** start of Supplied data **
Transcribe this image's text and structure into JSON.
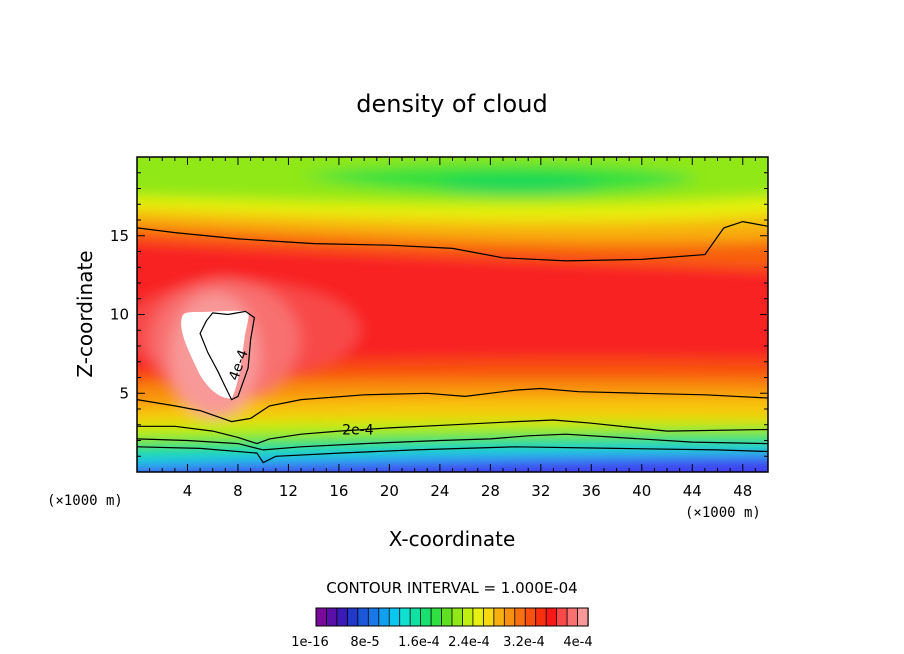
{
  "chart_data": {
    "type": "heatmap",
    "title": "density of cloud",
    "xlabel": "X-coordinate",
    "ylabel": "Z-coordinate",
    "x_unit": "(×1000 m)",
    "y_unit": "(×1000 m)",
    "xlim": [
      0,
      50
    ],
    "ylim": [
      0,
      20
    ],
    "x_ticks": [
      4,
      8,
      12,
      16,
      20,
      24,
      28,
      32,
      36,
      40,
      44,
      48
    ],
    "y_ticks": [
      5,
      10,
      15
    ],
    "contour_interval": "CONTOUR INTERVAL = 1.000E-04",
    "colorbar_labels": [
      "1e-16",
      "8e-5",
      "1.6e-4",
      "2.4e-4",
      "3.2e-4",
      "4e-4"
    ],
    "colorbar_colors": [
      "#7a0a9a",
      "#5a0fa8",
      "#3a1ab8",
      "#2238c8",
      "#1a58d8",
      "#1878e8",
      "#10a0f0",
      "#08c8f0",
      "#10e0d0",
      "#10e0a0",
      "#18e070",
      "#30e040",
      "#60e020",
      "#90e818",
      "#c0f010",
      "#e8f010",
      "#f8d810",
      "#f8b010",
      "#f89010",
      "#f87010",
      "#f85010",
      "#f83010",
      "#f81818",
      "#f84848",
      "#f87070",
      "#f89898"
    ],
    "contour_labels": [
      {
        "text": "4e-4",
        "x": 8,
        "z": 6.8,
        "angle": -70
      },
      {
        "text": "2e-4",
        "x": 17.5,
        "z": 2.7,
        "angle": 0
      }
    ],
    "contours": [
      {
        "level": "4e-4",
        "points": [
          [
            5.5,
            9.6
          ],
          [
            5.0,
            8.8
          ],
          [
            5.6,
            7.6
          ],
          [
            6.4,
            6.4
          ],
          [
            7.0,
            5.4
          ],
          [
            7.5,
            4.6
          ],
          [
            8.0,
            4.8
          ],
          [
            8.8,
            6.6
          ],
          [
            9.0,
            8.4
          ],
          [
            9.3,
            9.8
          ],
          [
            8.6,
            10.2
          ],
          [
            7.2,
            10.0
          ],
          [
            6.0,
            10.1
          ],
          [
            5.5,
            9.6
          ]
        ],
        "closed": true
      },
      {
        "level": "3e-4",
        "points": [
          [
            0,
            15.5
          ],
          [
            3,
            15.2
          ],
          [
            8,
            14.8
          ],
          [
            14,
            14.5
          ],
          [
            20,
            14.4
          ],
          [
            25,
            14.2
          ],
          [
            29,
            13.6
          ],
          [
            34,
            13.4
          ],
          [
            40,
            13.5
          ],
          [
            45,
            13.8
          ],
          [
            46.5,
            15.5
          ],
          [
            48,
            15.9
          ],
          [
            50,
            15.6
          ]
        ],
        "closed": false
      },
      {
        "level": "3e-4",
        "points": [
          [
            0,
            4.6
          ],
          [
            3,
            4.2
          ],
          [
            5,
            3.9
          ],
          [
            7.5,
            3.2
          ],
          [
            9.0,
            3.4
          ],
          [
            10.5,
            4.2
          ],
          [
            13,
            4.6
          ],
          [
            18,
            4.9
          ],
          [
            23,
            5.0
          ],
          [
            26,
            4.8
          ],
          [
            30,
            5.2
          ],
          [
            32,
            5.3
          ],
          [
            35,
            5.1
          ],
          [
            40,
            5.0
          ],
          [
            45,
            4.9
          ],
          [
            50,
            4.7
          ]
        ],
        "closed": false
      },
      {
        "level": "2e-4",
        "points": [
          [
            0,
            2.9
          ],
          [
            3,
            2.9
          ],
          [
            6,
            2.6
          ],
          [
            8,
            2.2
          ],
          [
            9.5,
            1.8
          ],
          [
            10.5,
            2.1
          ],
          [
            13,
            2.4
          ],
          [
            16,
            2.6
          ],
          [
            20,
            2.8
          ],
          [
            25,
            3.0
          ],
          [
            30,
            3.2
          ],
          [
            33,
            3.3
          ],
          [
            36,
            3.1
          ],
          [
            42,
            2.6
          ],
          [
            50,
            2.7
          ]
        ],
        "closed": false
      },
      {
        "level": "1e-4",
        "points": [
          [
            0,
            2.1
          ],
          [
            4,
            2.0
          ],
          [
            8,
            1.8
          ],
          [
            10,
            1.4
          ],
          [
            13,
            1.6
          ],
          [
            18,
            1.8
          ],
          [
            24,
            2.0
          ],
          [
            28,
            2.1
          ],
          [
            31,
            2.3
          ],
          [
            34,
            2.4
          ],
          [
            38,
            2.2
          ],
          [
            44,
            1.9
          ],
          [
            50,
            1.8
          ]
        ],
        "closed": false
      },
      {
        "level": "1e-16",
        "points": [
          [
            0,
            1.6
          ],
          [
            5,
            1.5
          ],
          [
            9.5,
            1.2
          ],
          [
            10,
            0.6
          ],
          [
            11,
            1.0
          ],
          [
            16,
            1.2
          ],
          [
            22,
            1.4
          ],
          [
            30,
            1.6
          ],
          [
            38,
            1.5
          ],
          [
            46,
            1.4
          ],
          [
            50,
            1.3
          ]
        ],
        "closed": false
      }
    ]
  }
}
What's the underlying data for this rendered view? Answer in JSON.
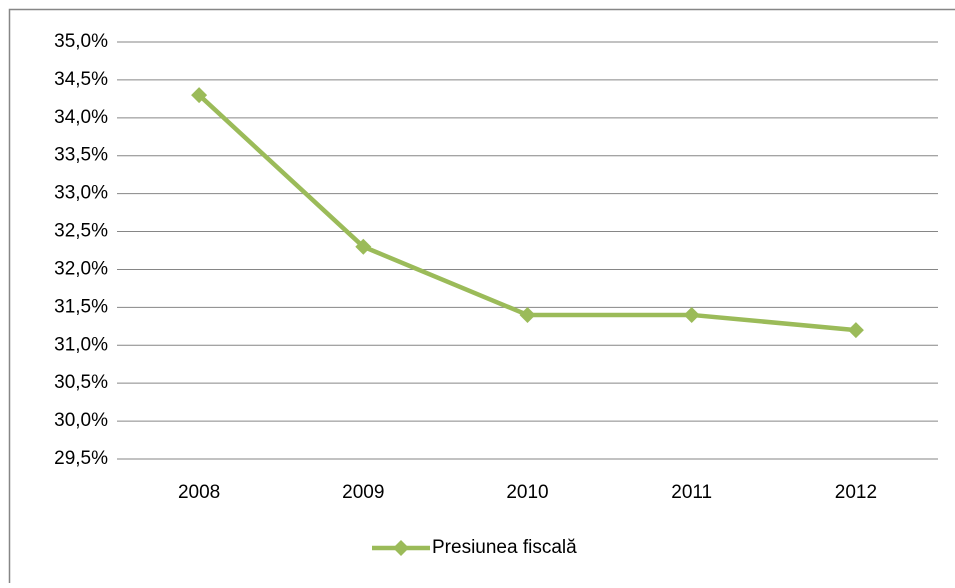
{
  "chart_data": {
    "type": "line",
    "categories": [
      "2008",
      "2009",
      "2010",
      "2011",
      "2012"
    ],
    "series": [
      {
        "name": "Presiunea fiscală",
        "color": "#9bbb59",
        "values": [
          34.3,
          32.3,
          31.4,
          31.4,
          31.2
        ]
      }
    ],
    "ylim": [
      29.5,
      35.0
    ],
    "yticks": [
      {
        "value": 29.5,
        "label": "29,5%"
      },
      {
        "value": 30.0,
        "label": "30,0%"
      },
      {
        "value": 30.5,
        "label": "30,5%"
      },
      {
        "value": 31.0,
        "label": "31,0%"
      },
      {
        "value": 31.5,
        "label": "31,5%"
      },
      {
        "value": 32.0,
        "label": "32,0%"
      },
      {
        "value": 32.5,
        "label": "32,5%"
      },
      {
        "value": 33.0,
        "label": "33,0%"
      },
      {
        "value": 33.5,
        "label": "33,5%"
      },
      {
        "value": 34.0,
        "label": "34,0%"
      },
      {
        "value": 34.5,
        "label": "34,5%"
      },
      {
        "value": 35.0,
        "label": "35,0%"
      }
    ],
    "grid": true,
    "legend": "bottom"
  }
}
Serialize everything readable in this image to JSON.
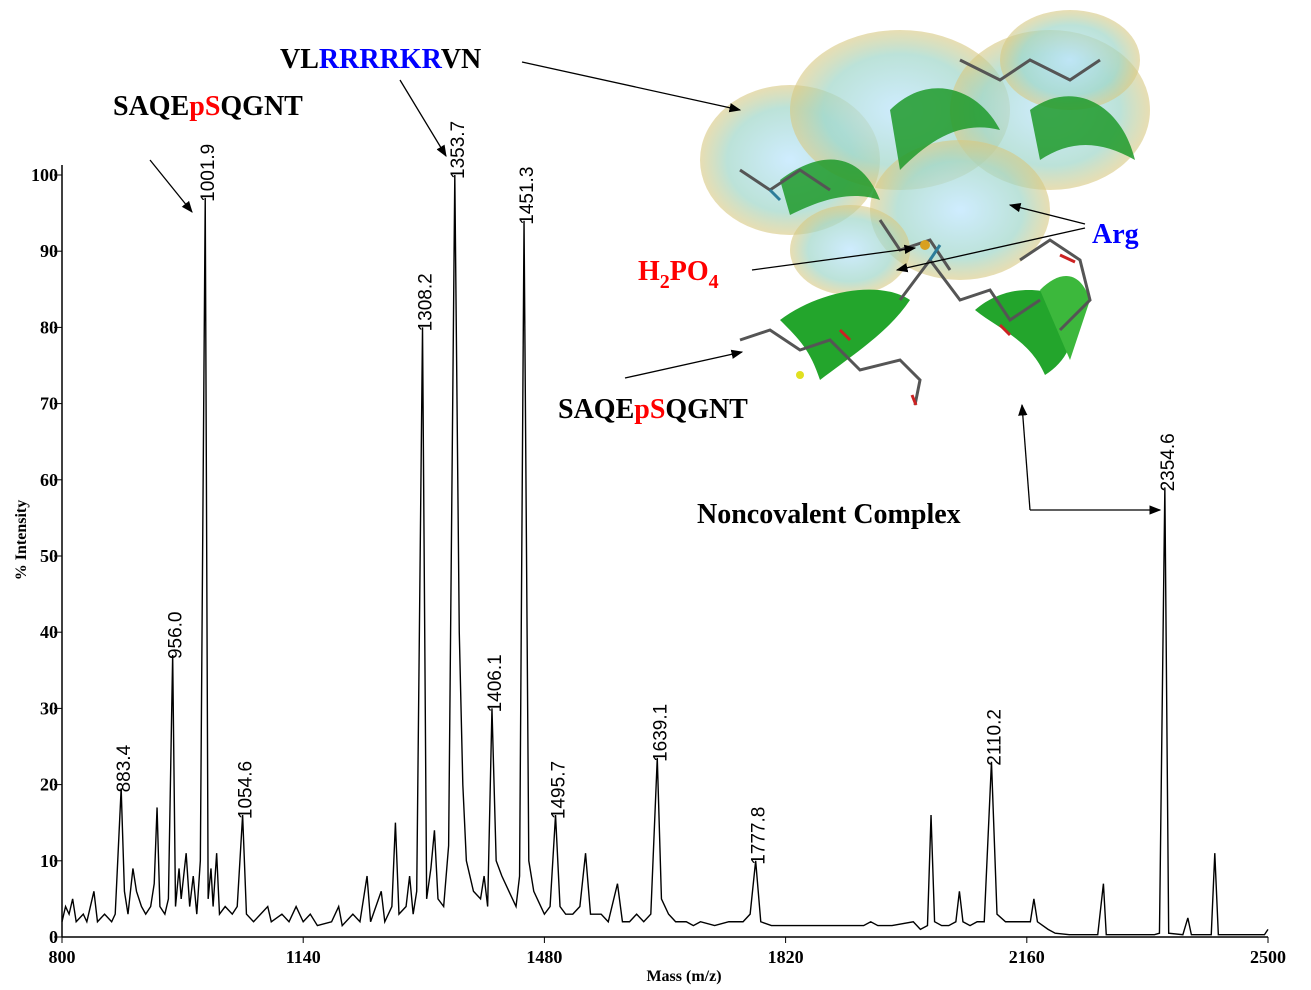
** end of Supplied data **
#### Problem to solve:
Transcribe all the lines above exactly, apart from the pictures.

#### Solution:
Transcribe this image's text and structure into JSON.
{
  "chart_data": {
    "type": "heatmap",
    "title": "density of cloud",
    "xlabel": "X-coordinate",
    "ylabel": "Z-coordinate",
    "x_unit": "(×1000 m)",
    "y_unit": "(×1000 m)",
    "xlim": [
      0,
      50
    ],
    "ylim": [
      0,
      20
    ],
    "x_ticks": [
      4,
      8,
      12,
      16,
      20,
      24,
      28,
      32,
      36,
      40,
      44,
      48
    ],
    "y_ticks": [
      5,
      10,
      15
    ],
    "contour_interval": "CONTOUR INTERVAL = 1.000E-04",
    "colorbar_labels": [
      "1e-16",
      "8e-5",
      "1.6e-4",
      "2.4e-4",
      "3.2e-4",
      "4e-4"
    ],
    "colorbar_colors": [
      "#7a0a9a",
      "#5a0fa8",
      "#3a1ab8",
      "#2238c8",
      "#1a58d8",
      "#1878e8",
      "#10a0f0",
      "#08c8f0",
      "#10e0d0",
      "#10e0a0",
      "#18e070",
      "#30e040",
      "#60e020",
      "#90e818",
      "#c0f010",
      "#e8f010",
      "#f8d810",
      "#f8b010",
      "#f89010",
      "#f87010",
      "#f85010",
      "#f83010",
      "#f81818",
      "#f84848",
      "#f87070",
      "#f89898"
    ],
    "contour_labels": [
      {
        "text": "4e-4",
        "x": 8,
        "z": 6.8,
        "angle": -70
      },
      {
        "text": "2e-4",
        "x": 17.5,
        "z": 2.7,
        "angle": 0
      }
    ],
    "contours": [
      {
        "level": "4e-4",
        "points": [
          [
            5.5,
            9.6
          ],
          [
            5.0,
            8.8
          ],
          [
            5.6,
            7.6
          ],
          [
            6.4,
            6.4
          ],
          [
            7.0,
            5.4
          ],
          [
            7.5,
            4.6
          ],
          [
            8.0,
            4.8
          ],
          [
            8.8,
            6.6
          ],
          [
            9.0,
            8.4
          ],
          [
            9.3,
            9.8
          ],
          [
            8.6,
            10.2
          ],
          [
            7.2,
            10.0
          ],
          [
            6.0,
            10.1
          ],
          [
            5.5,
            9.6
          ]
        ],
        "closed": true
      },
      {
        "level": "3e-4",
        "points": [
          [
            0,
            15.5
          ],
          [
            3,
            15.2
          ],
          [
            8,
            14.8
          ],
          [
            14,
            14.5
          ],
          [
            20,
            14.4
          ],
          [
            25,
            14.2
          ],
          [
            29,
            13.6
          ],
          [
            34,
            13.4
          ],
          [
            40,
            13.5
          ],
          [
            45,
            13.8
          ],
          [
            46.5,
            15.5
          ],
          [
            48,
            15.9
          ],
          [
            50,
            15.6
          ]
        ],
        "closed": false
      },
      {
        "level": "3e-4",
        "points": [
          [
            0,
            4.6
          ],
          [
            3,
            4.2
          ],
          [
            5,
            3.9
          ],
          [
            7.5,
            3.2
          ],
          [
            9.0,
            3.4
          ],
          [
            10.5,
            4.2
          ],
          [
            13,
            4.6
          ],
          [
            18,
            4.9
          ],
          [
            23,
            5.0
          ],
          [
            26,
            4.8
          ],
          [
            30,
            5.2
          ],
          [
            32,
            5.3
          ],
          [
            35,
            5.1
          ],
          [
            40,
            5.0
          ],
          [
            45,
            4.9
          ],
          [
            50,
            4.7
          ]
        ],
        "closed": false
      },
      {
        "level": "2e-4",
        "points": [
          [
            0,
            2.9
          ],
          [
            3,
            2.9
          ],
          [
            6,
            2.6
          ],
          [
            8,
            2.2
          ],
          [
            9.5,
            1.8
          ],
          [
            10.5,
            2.1
          ],
          [
            13,
            2.4
          ],
          [
            16,
            2.6
          ],
          [
            20,
            2.8
          ],
          [
            25,
            3.0
          ],
          [
            30,
            3.2
          ],
          [
            33,
            3.3
          ],
          [
            36,
            3.1
          ],
          [
            42,
            2.6
          ],
          [
            50,
            2.7
          ]
        ],
        "closed": false
      },
      {
        "level": "1e-4",
        "points": [
          [
            0,
            2.1
          ],
          [
            4,
            2.0
          ],
          [
            8,
            1.8
          ],
          [
            10,
            1.4
          ],
          [
            13,
            1.6
          ],
          [
            18,
            1.8
          ],
          [
            24,
            2.0
          ],
          [
            28,
            2.1
          ],
          [
            31,
            2.3
          ],
          [
            34,
            2.4
          ],
          [
            38,
            2.2
          ],
          [
            44,
            1.9
          ],
          [
            50,
            1.8
          ]
        ],
        "closed": false
      },
      {
        "level": "1e-16",
        "points": [
          [
            0,
            1.6
          ],
          [
            5,
            1.5
          ],
          [
            9.5,
            1.2
          ],
          [
            10,
            0.6
          ],
          [
            11,
            1.0
          ],
          [
            16,
            1.2
          ],
          [
            22,
            1.4
          ],
          [
            30,
            1.6
          ],
          [
            38,
            1.5
          ],
          [
            46,
            1.4
          ],
          [
            50,
            1.3
          ]
        ],
        "closed": false
      }
    ]
  }
}
What's the underlying data for this rendered view? Answer in JSON.
{
  "chart_data": {
    "type": "line",
    "categories": [
      "2008",
      "2009",
      "2010",
      "2011",
      "2012"
    ],
    "series": [
      {
        "name": "Presiunea fiscală",
        "color": "#9bbb59",
        "values": [
          34.3,
          32.3,
          31.4,
          31.4,
          31.2
        ]
      }
    ],
    "ylim": [
      29.5,
      35.0
    ],
    "yticks": [
      {
        "value": 29.5,
        "label": "29,5%"
      },
      {
        "value": 30.0,
        "label": "30,0%"
      },
      {
        "value": 30.5,
        "label": "30,5%"
      },
      {
        "value": 31.0,
        "label": "31,0%"
      },
      {
        "value": 31.5,
        "label": "31,5%"
      },
      {
        "value": 32.0,
        "label": "32,0%"
      },
      {
        "value": 32.5,
        "label": "32,5%"
      },
      {
        "value": 33.0,
        "label": "33,0%"
      },
      {
        "value": 33.5,
        "label": "33,5%"
      },
      {
        "value": 34.0,
        "label": "34,0%"
      },
      {
        "value": 34.5,
        "label": "34,5%"
      },
      {
        "value": 35.0,
        "label": "35,0%"
      }
    ],
    "grid": true,
    "legend": "bottom"
  }
}
Serialize everything readable in this image to JSON.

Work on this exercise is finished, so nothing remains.